Dataset content:

══════════════════════════════

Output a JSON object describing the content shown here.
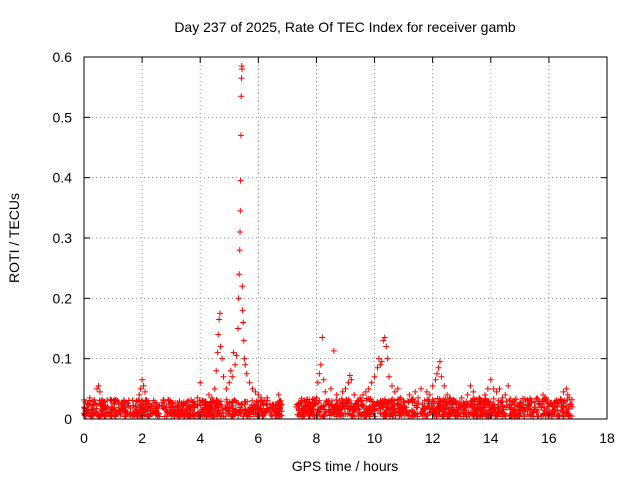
{
  "chart_data": {
    "type": "scatter",
    "title": "Day 237 of 2025, Rate Of TEC Index for receiver gamb",
    "xlabel": "GPS time / hours",
    "ylabel": "ROTI / TECUs",
    "xlim": [
      0,
      18
    ],
    "ylim": [
      0,
      0.6
    ],
    "xticks": [
      "0",
      "2",
      "4",
      "6",
      "8",
      "10",
      "12",
      "14",
      "16",
      "18"
    ],
    "yticks": [
      "0",
      "0.1",
      "0.2",
      "0.3",
      "0.4",
      "0.5",
      "0.6"
    ],
    "grid": true,
    "marker": "+",
    "color": "#ff0000",
    "series": [
      {
        "points": [
          [
            0.05,
            0.028
          ],
          [
            0.12,
            0.015
          ],
          [
            0.2,
            0.035
          ],
          [
            0.3,
            0.022
          ],
          [
            0.4,
            0.012
          ],
          [
            0.45,
            0.05
          ],
          [
            0.5,
            0.055
          ],
          [
            0.55,
            0.045
          ],
          [
            0.6,
            0.03
          ],
          [
            0.7,
            0.02
          ],
          [
            0.8,
            0.018
          ],
          [
            0.9,
            0.032
          ],
          [
            1.0,
            0.025
          ],
          [
            1.1,
            0.014
          ],
          [
            1.2,
            0.028
          ],
          [
            1.3,
            0.02
          ],
          [
            1.4,
            0.016
          ],
          [
            1.5,
            0.026
          ],
          [
            1.6,
            0.018
          ],
          [
            1.7,
            0.022
          ],
          [
            1.8,
            0.03
          ],
          [
            1.9,
            0.04
          ],
          [
            1.95,
            0.05
          ],
          [
            2.0,
            0.065
          ],
          [
            2.05,
            0.055
          ],
          [
            2.1,
            0.045
          ],
          [
            2.2,
            0.03
          ],
          [
            2.3,
            0.02
          ],
          [
            2.5,
            0.018
          ],
          [
            2.6,
            0.022
          ],
          [
            2.8,
            0.016
          ],
          [
            3.0,
            0.02
          ],
          [
            3.2,
            0.015
          ],
          [
            3.4,
            0.022
          ],
          [
            3.6,
            0.018
          ],
          [
            3.8,
            0.025
          ],
          [
            3.9,
            0.035
          ],
          [
            4.0,
            0.06
          ],
          [
            4.1,
            0.03
          ],
          [
            4.2,
            0.025
          ],
          [
            4.3,
            0.04
          ],
          [
            4.4,
            0.035
          ],
          [
            4.5,
            0.05
          ],
          [
            4.55,
            0.08
          ],
          [
            4.6,
            0.11
          ],
          [
            4.62,
            0.14
          ],
          [
            4.65,
            0.165
          ],
          [
            4.68,
            0.175
          ],
          [
            4.7,
            0.12
          ],
          [
            4.75,
            0.1
          ],
          [
            4.8,
            0.07
          ],
          [
            4.9,
            0.05
          ],
          [
            5.0,
            0.06
          ],
          [
            5.05,
            0.08
          ],
          [
            5.1,
            0.07
          ],
          [
            5.15,
            0.11
          ],
          [
            5.2,
            0.09
          ],
          [
            5.25,
            0.105
          ],
          [
            5.3,
            0.15
          ],
          [
            5.32,
            0.2
          ],
          [
            5.34,
            0.24
          ],
          [
            5.36,
            0.28
          ],
          [
            5.37,
            0.31
          ],
          [
            5.38,
            0.345
          ],
          [
            5.39,
            0.395
          ],
          [
            5.4,
            0.47
          ],
          [
            5.41,
            0.535
          ],
          [
            5.42,
            0.565
          ],
          [
            5.43,
            0.585
          ],
          [
            5.44,
            0.58
          ],
          [
            5.45,
            0.22
          ],
          [
            5.46,
            0.18
          ],
          [
            5.48,
            0.16
          ],
          [
            5.5,
            0.13
          ],
          [
            5.52,
            0.1
          ],
          [
            5.55,
            0.09
          ],
          [
            5.6,
            0.075
          ],
          [
            5.7,
            0.06
          ],
          [
            5.8,
            0.05
          ],
          [
            5.9,
            0.045
          ],
          [
            6.0,
            0.04
          ],
          [
            6.1,
            0.035
          ],
          [
            6.2,
            0.03
          ],
          [
            6.3,
            0.035
          ],
          [
            6.4,
            0.025
          ],
          [
            6.5,
            0.02
          ],
          [
            6.6,
            0.025
          ],
          [
            6.7,
            0.04
          ],
          [
            6.75,
            0.03
          ],
          [
            7.3,
            0.02
          ],
          [
            7.5,
            0.018
          ],
          [
            7.7,
            0.015
          ],
          [
            7.9,
            0.022
          ],
          [
            8.0,
            0.035
          ],
          [
            8.05,
            0.06
          ],
          [
            8.1,
            0.075
          ],
          [
            8.15,
            0.09
          ],
          [
            8.2,
            0.135
          ],
          [
            8.25,
            0.065
          ],
          [
            8.3,
            0.045
          ],
          [
            8.4,
            0.03
          ],
          [
            8.5,
            0.05
          ],
          [
            8.6,
            0.113
          ],
          [
            8.7,
            0.04
          ],
          [
            8.8,
            0.03
          ],
          [
            8.9,
            0.045
          ],
          [
            9.0,
            0.05
          ],
          [
            9.1,
            0.06
          ],
          [
            9.15,
            0.072
          ],
          [
            9.2,
            0.065
          ],
          [
            9.3,
            0.04
          ],
          [
            9.4,
            0.03
          ],
          [
            9.5,
            0.035
          ],
          [
            9.6,
            0.04
          ],
          [
            9.7,
            0.045
          ],
          [
            9.8,
            0.05
          ],
          [
            9.9,
            0.06
          ],
          [
            10.0,
            0.07
          ],
          [
            10.1,
            0.085
          ],
          [
            10.15,
            0.1
          ],
          [
            10.2,
            0.09
          ],
          [
            10.25,
            0.095
          ],
          [
            10.3,
            0.13
          ],
          [
            10.35,
            0.135
          ],
          [
            10.4,
            0.12
          ],
          [
            10.45,
            0.1
          ],
          [
            10.5,
            0.07
          ],
          [
            10.6,
            0.055
          ],
          [
            10.7,
            0.045
          ],
          [
            10.8,
            0.05
          ],
          [
            10.9,
            0.035
          ],
          [
            11.0,
            0.03
          ],
          [
            11.2,
            0.04
          ],
          [
            11.4,
            0.045
          ],
          [
            11.5,
            0.035
          ],
          [
            11.6,
            0.05
          ],
          [
            11.8,
            0.045
          ],
          [
            11.9,
            0.04
          ],
          [
            12.0,
            0.055
          ],
          [
            12.1,
            0.065
          ],
          [
            12.15,
            0.075
          ],
          [
            12.2,
            0.085
          ],
          [
            12.25,
            0.095
          ],
          [
            12.3,
            0.07
          ],
          [
            12.4,
            0.055
          ],
          [
            12.5,
            0.04
          ],
          [
            12.6,
            0.035
          ],
          [
            12.8,
            0.03
          ],
          [
            13.0,
            0.035
          ],
          [
            13.2,
            0.04
          ],
          [
            13.3,
            0.055
          ],
          [
            13.4,
            0.045
          ],
          [
            13.6,
            0.035
          ],
          [
            13.8,
            0.04
          ],
          [
            13.9,
            0.05
          ],
          [
            14.0,
            0.065
          ],
          [
            14.1,
            0.05
          ],
          [
            14.2,
            0.045
          ],
          [
            14.3,
            0.05
          ],
          [
            14.4,
            0.035
          ],
          [
            14.5,
            0.04
          ],
          [
            14.6,
            0.055
          ],
          [
            14.8,
            0.03
          ],
          [
            15.0,
            0.025
          ],
          [
            15.2,
            0.03
          ],
          [
            15.4,
            0.028
          ],
          [
            15.6,
            0.035
          ],
          [
            15.8,
            0.04
          ],
          [
            15.9,
            0.035
          ],
          [
            16.0,
            0.025
          ],
          [
            16.2,
            0.02
          ],
          [
            16.4,
            0.03
          ],
          [
            16.5,
            0.045
          ],
          [
            16.6,
            0.05
          ],
          [
            16.65,
            0.04
          ],
          [
            16.7,
            0.035
          ],
          [
            16.75,
            0.025
          ],
          [
            16.8,
            0.02
          ]
        ]
      }
    ],
    "baseline_segments": [
      {
        "x0": 0.0,
        "x1": 6.8,
        "ymax": 0.028
      },
      {
        "x0": 7.3,
        "x1": 16.8,
        "ymax": 0.03
      }
    ]
  }
}
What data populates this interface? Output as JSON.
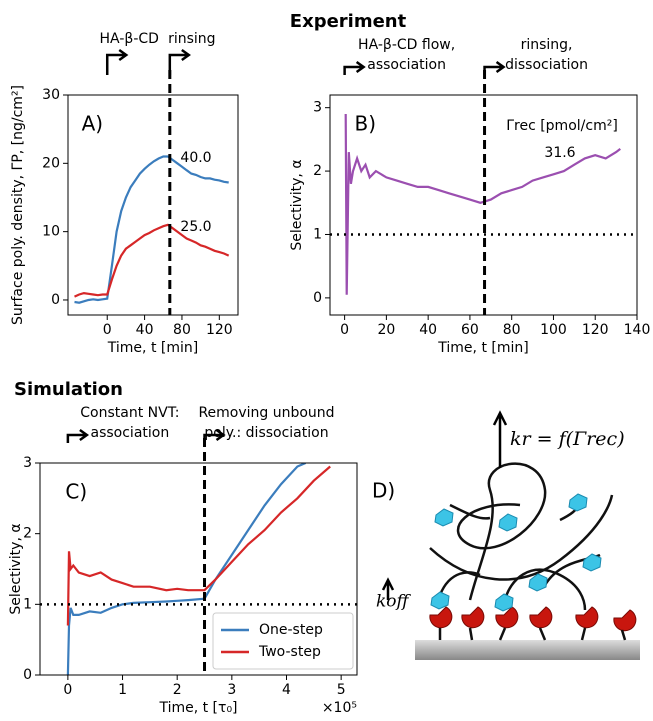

══════════════════════════════

What the task requires: Reproduce every line of the listing above in which the string "Output" appears.

Response to this exercise:
Output a JSON object describing the content shown here.
What data populates this interface? Output as JSON.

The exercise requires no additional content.